**What needs to be done**
Leave the pictures out and transcribe every record exactly.

══ Records shown

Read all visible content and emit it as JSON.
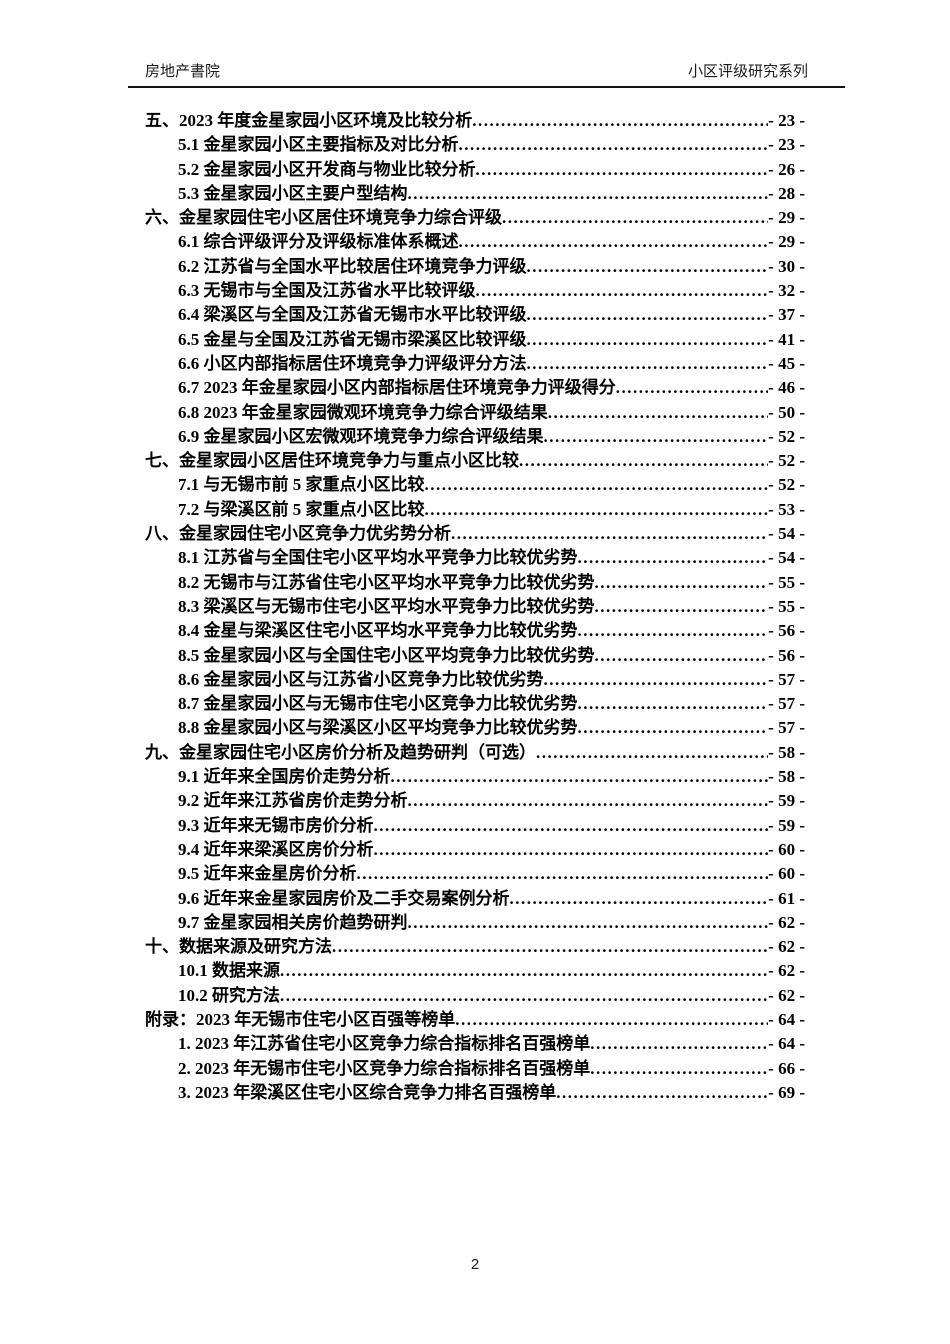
{
  "header": {
    "left": "房地产書院",
    "right": "小区评级研究系列"
  },
  "toc": {
    "entries": [
      {
        "level": 1,
        "label": "五、2023 年度金星家园小区环境及比较分析",
        "page": "- 23 -"
      },
      {
        "level": 2,
        "label": "5.1 金星家园小区主要指标及对比分析",
        "page": "- 23 -"
      },
      {
        "level": 2,
        "label": "5.2 金星家园小区开发商与物业比较分析",
        "page": "- 26 -"
      },
      {
        "level": 2,
        "label": "5.3 金星家园小区主要户型结构",
        "page": "- 28 -"
      },
      {
        "level": 1,
        "label": "六、金星家园住宅小区居住环境竞争力综合评级",
        "page": "- 29 -"
      },
      {
        "level": 2,
        "label": "6.1 综合评级评分及评级标准体系概述",
        "page": "- 29 -"
      },
      {
        "level": 2,
        "label": "6.2 江苏省与全国水平比较居住环境竞争力评级",
        "page": "- 30 -"
      },
      {
        "level": 2,
        "label": "6.3 无锡市与全国及江苏省水平比较评级",
        "page": "- 32 -"
      },
      {
        "level": 2,
        "label": "6.4 梁溪区与全国及江苏省无锡市水平比较评级",
        "page": "- 37 -"
      },
      {
        "level": 2,
        "label": "6.5 金星与全国及江苏省无锡市梁溪区比较评级",
        "page": "- 41 -"
      },
      {
        "level": 2,
        "label": "6.6 小区内部指标居住环境竞争力评级评分方法",
        "page": "- 45 -"
      },
      {
        "level": 2,
        "label": "6.7 2023 年金星家园小区内部指标居住环境竞争力评级得分",
        "page": "- 46 -"
      },
      {
        "level": 2,
        "label": "6.8 2023 年金星家园微观环境竞争力综合评级结果",
        "page": "- 50 -"
      },
      {
        "level": 2,
        "label": "6.9 金星家园小区宏微观环境竞争力综合评级结果",
        "page": "- 52 -"
      },
      {
        "level": 1,
        "label": "七、金星家园小区居住环境竞争力与重点小区比较",
        "page": "- 52 -"
      },
      {
        "level": 2,
        "label": "7.1 与无锡市前 5 家重点小区比较",
        "page": "- 52 -"
      },
      {
        "level": 2,
        "label": "7.2 与梁溪区前 5 家重点小区比较",
        "page": "- 53 -"
      },
      {
        "level": 1,
        "label": "八、金星家园住宅小区竞争力优劣势分析",
        "page": "- 54 -"
      },
      {
        "level": 2,
        "label": "8.1 江苏省与全国住宅小区平均水平竞争力比较优劣势",
        "page": "- 54 -"
      },
      {
        "level": 2,
        "label": "8.2 无锡市与江苏省住宅小区平均水平竞争力比较优劣势",
        "page": "- 55 -"
      },
      {
        "level": 2,
        "label": "8.3 梁溪区与无锡市住宅小区平均水平竞争力比较优劣势",
        "page": "- 55 -"
      },
      {
        "level": 2,
        "label": "8.4 金星与梁溪区住宅小区平均水平竞争力比较优劣势",
        "page": "- 56 -"
      },
      {
        "level": 2,
        "label": "8.5 金星家园小区与全国住宅小区平均竞争力比较优劣势",
        "page": "- 56 -"
      },
      {
        "level": 2,
        "label": "8.6 金星家园小区与江苏省小区竞争力比较优劣势",
        "page": "- 57 -"
      },
      {
        "level": 2,
        "label": "8.7 金星家园小区与无锡市住宅小区竞争力比较优劣势",
        "page": "- 57 -"
      },
      {
        "level": 2,
        "label": "8.8 金星家园小区与梁溪区小区平均竞争力比较优劣势",
        "page": "- 57 -"
      },
      {
        "level": 1,
        "label": "九、金星家园住宅小区房价分析及趋势研判（可选）",
        "page": "- 58 -"
      },
      {
        "level": 2,
        "label": "9.1 近年来全国房价走势分析",
        "page": "- 58 -"
      },
      {
        "level": 2,
        "label": "9.2 近年来江苏省房价走势分析",
        "page": "- 59 -"
      },
      {
        "level": 2,
        "label": "9.3 近年来无锡市房价分析",
        "page": "- 59 -"
      },
      {
        "level": 2,
        "label": "9.4 近年来梁溪区房价分析",
        "page": "- 60 -"
      },
      {
        "level": 2,
        "label": "9.5 近年来金星房价分析",
        "page": "- 60 -"
      },
      {
        "level": 2,
        "label": "9.6 近年来金星家园房价及二手交易案例分析",
        "page": "- 61 -"
      },
      {
        "level": 2,
        "label": "9.7 金星家园相关房价趋势研判",
        "page": "- 62 -"
      },
      {
        "level": 1,
        "label": "十、数据来源及研究方法",
        "page": "- 62 -"
      },
      {
        "level": 2,
        "label": "10.1 数据来源",
        "page": "- 62 -"
      },
      {
        "level": 2,
        "label": "10.2 研究方法",
        "page": "- 62 -"
      },
      {
        "level": 1,
        "label": "附录：2023 年无锡市住宅小区百强等榜单",
        "page": "- 64 -"
      },
      {
        "level": 2,
        "label": "1.  2023 年江苏省住宅小区竞争力综合指标排名百强榜单",
        "page": "- 64 -"
      },
      {
        "level": 2,
        "label": "2.  2023 年无锡市住宅小区竞争力综合指标排名百强榜单",
        "page": "- 66 -"
      },
      {
        "level": 2,
        "label": "3.  2023 年梁溪区住宅小区综合竞争力排名百强榜单",
        "page": "- 69 -"
      }
    ]
  },
  "footer": {
    "page_number": "2"
  }
}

════

**Output for this exercise**
Read all visible content and emit it as JSON.
{
  "header": {
    "left": "房地产書院",
    "right": "小区评级研究系列"
  },
  "toc": {
    "entries": [
      {
        "level": 1,
        "label": "五、2023 年度金星家园小区环境及比较分析",
        "page": "- 23 -"
      },
      {
        "level": 2,
        "label": "5.1 金星家园小区主要指标及对比分析",
        "page": "- 23 -"
      },
      {
        "level": 2,
        "label": "5.2 金星家园小区开发商与物业比较分析",
        "page": "- 26 -"
      },
      {
        "level": 2,
        "label": "5.3 金星家园小区主要户型结构",
        "page": "- 28 -"
      },
      {
        "level": 1,
        "label": "六、金星家园住宅小区居住环境竞争力综合评级",
        "page": "- 29 -"
      },
      {
        "level": 2,
        "label": "6.1 综合评级评分及评级标准体系概述",
        "page": "- 29 -"
      },
      {
        "level": 2,
        "label": "6.2 江苏省与全国水平比较居住环境竞争力评级",
        "page": "- 30 -"
      },
      {
        "level": 2,
        "label": "6.3 无锡市与全国及江苏省水平比较评级",
        "page": "- 32 -"
      },
      {
        "level": 2,
        "label": "6.4 梁溪区与全国及江苏省无锡市水平比较评级",
        "page": "- 37 -"
      },
      {
        "level": 2,
        "label": "6.5 金星与全国及江苏省无锡市梁溪区比较评级",
        "page": "- 41 -"
      },
      {
        "level": 2,
        "label": "6.6 小区内部指标居住环境竞争力评级评分方法",
        "page": "- 45 -"
      },
      {
        "level": 2,
        "label": "6.7 2023 年金星家园小区内部指标居住环境竞争力评级得分",
        "page": "- 46 -"
      },
      {
        "level": 2,
        "label": "6.8 2023 年金星家园微观环境竞争力综合评级结果",
        "page": "- 50 -"
      },
      {
        "level": 2,
        "label": "6.9 金星家园小区宏微观环境竞争力综合评级结果",
        "page": "- 52 -"
      },
      {
        "level": 1,
        "label": "七、金星家园小区居住环境竞争力与重点小区比较",
        "page": "- 52 -"
      },
      {
        "level": 2,
        "label": "7.1 与无锡市前 5 家重点小区比较",
        "page": "- 52 -"
      },
      {
        "level": 2,
        "label": "7.2 与梁溪区前 5 家重点小区比较",
        "page": "- 53 -"
      },
      {
        "level": 1,
        "label": "八、金星家园住宅小区竞争力优劣势分析",
        "page": "- 54 -"
      },
      {
        "level": 2,
        "label": "8.1 江苏省与全国住宅小区平均水平竞争力比较优劣势",
        "page": "- 54 -"
      },
      {
        "level": 2,
        "label": "8.2 无锡市与江苏省住宅小区平均水平竞争力比较优劣势",
        "page": "- 55 -"
      },
      {
        "level": 2,
        "label": "8.3 梁溪区与无锡市住宅小区平均水平竞争力比较优劣势",
        "page": "- 55 -"
      },
      {
        "level": 2,
        "label": "8.4 金星与梁溪区住宅小区平均水平竞争力比较优劣势",
        "page": "- 56 -"
      },
      {
        "level": 2,
        "label": "8.5 金星家园小区与全国住宅小区平均竞争力比较优劣势",
        "page": "- 56 -"
      },
      {
        "level": 2,
        "label": "8.6 金星家园小区与江苏省小区竞争力比较优劣势",
        "page": "- 57 -"
      },
      {
        "level": 2,
        "label": "8.7 金星家园小区与无锡市住宅小区竞争力比较优劣势",
        "page": "- 57 -"
      },
      {
        "level": 2,
        "label": "8.8 金星家园小区与梁溪区小区平均竞争力比较优劣势",
        "page": "- 57 -"
      },
      {
        "level": 1,
        "label": "九、金星家园住宅小区房价分析及趋势研判（可选）",
        "page": "- 58 -"
      },
      {
        "level": 2,
        "label": "9.1 近年来全国房价走势分析",
        "page": "- 58 -"
      },
      {
        "level": 2,
        "label": "9.2 近年来江苏省房价走势分析",
        "page": "- 59 -"
      },
      {
        "level": 2,
        "label": "9.3 近年来无锡市房价分析",
        "page": "- 59 -"
      },
      {
        "level": 2,
        "label": "9.4 近年来梁溪区房价分析",
        "page": "- 60 -"
      },
      {
        "level": 2,
        "label": "9.5 近年来金星房价分析",
        "page": "- 60 -"
      },
      {
        "level": 2,
        "label": "9.6 近年来金星家园房价及二手交易案例分析",
        "page": "- 61 -"
      },
      {
        "level": 2,
        "label": "9.7 金星家园相关房价趋势研判",
        "page": "- 62 -"
      },
      {
        "level": 1,
        "label": "十、数据来源及研究方法",
        "page": "- 62 -"
      },
      {
        "level": 2,
        "label": "10.1 数据来源",
        "page": "- 62 -"
      },
      {
        "level": 2,
        "label": "10.2 研究方法",
        "page": "- 62 -"
      },
      {
        "level": 1,
        "label": "附录：2023 年无锡市住宅小区百强等榜单",
        "page": "- 64 -"
      },
      {
        "level": 2,
        "label": "1.  2023 年江苏省住宅小区竞争力综合指标排名百强榜单",
        "page": "- 64 -"
      },
      {
        "level": 2,
        "label": "2.  2023 年无锡市住宅小区竞争力综合指标排名百强榜单",
        "page": "- 66 -"
      },
      {
        "level": 2,
        "label": "3.  2023 年梁溪区住宅小区综合竞争力排名百强榜单",
        "page": "- 69 -"
      }
    ]
  },
  "footer": {
    "page_number": "2"
  }
}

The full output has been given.